(Data records)
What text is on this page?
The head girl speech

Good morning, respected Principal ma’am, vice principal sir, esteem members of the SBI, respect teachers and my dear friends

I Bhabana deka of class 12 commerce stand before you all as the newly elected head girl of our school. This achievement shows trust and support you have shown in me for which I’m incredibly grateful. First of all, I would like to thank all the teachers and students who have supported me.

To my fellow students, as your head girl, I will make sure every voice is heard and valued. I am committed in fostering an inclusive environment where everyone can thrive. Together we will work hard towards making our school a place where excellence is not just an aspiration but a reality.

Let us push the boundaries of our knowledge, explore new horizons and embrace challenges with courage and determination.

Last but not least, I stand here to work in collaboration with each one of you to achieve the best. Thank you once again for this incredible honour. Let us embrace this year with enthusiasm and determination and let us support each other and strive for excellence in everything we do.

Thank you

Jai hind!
...
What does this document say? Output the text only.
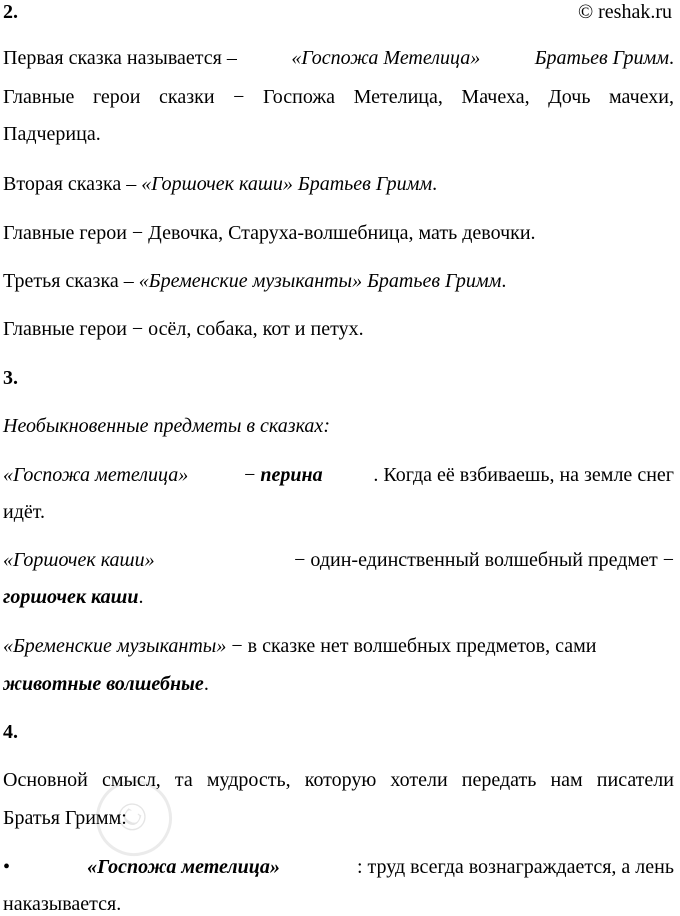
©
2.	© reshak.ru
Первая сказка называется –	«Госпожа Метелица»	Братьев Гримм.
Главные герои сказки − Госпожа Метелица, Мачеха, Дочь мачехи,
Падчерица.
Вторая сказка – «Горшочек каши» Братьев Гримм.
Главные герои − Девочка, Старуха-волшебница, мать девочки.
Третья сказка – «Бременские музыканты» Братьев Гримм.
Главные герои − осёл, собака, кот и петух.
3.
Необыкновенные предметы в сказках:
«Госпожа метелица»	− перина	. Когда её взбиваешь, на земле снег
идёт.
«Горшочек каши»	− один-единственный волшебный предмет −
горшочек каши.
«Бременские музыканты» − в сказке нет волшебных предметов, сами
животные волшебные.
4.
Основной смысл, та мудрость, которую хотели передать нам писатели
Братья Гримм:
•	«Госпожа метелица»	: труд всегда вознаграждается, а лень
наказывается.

◆ Written request
Display every line of the listing that contains the string "Братьев".

◆ Solution for this task
Первая сказка называется –	«Госпожа Метелица»	Братьев Гримм.
Вторая сказка – «Горшочек каши» Братьев Гримм.
Третья сказка – «Бременские музыканты» Братьев Гримм.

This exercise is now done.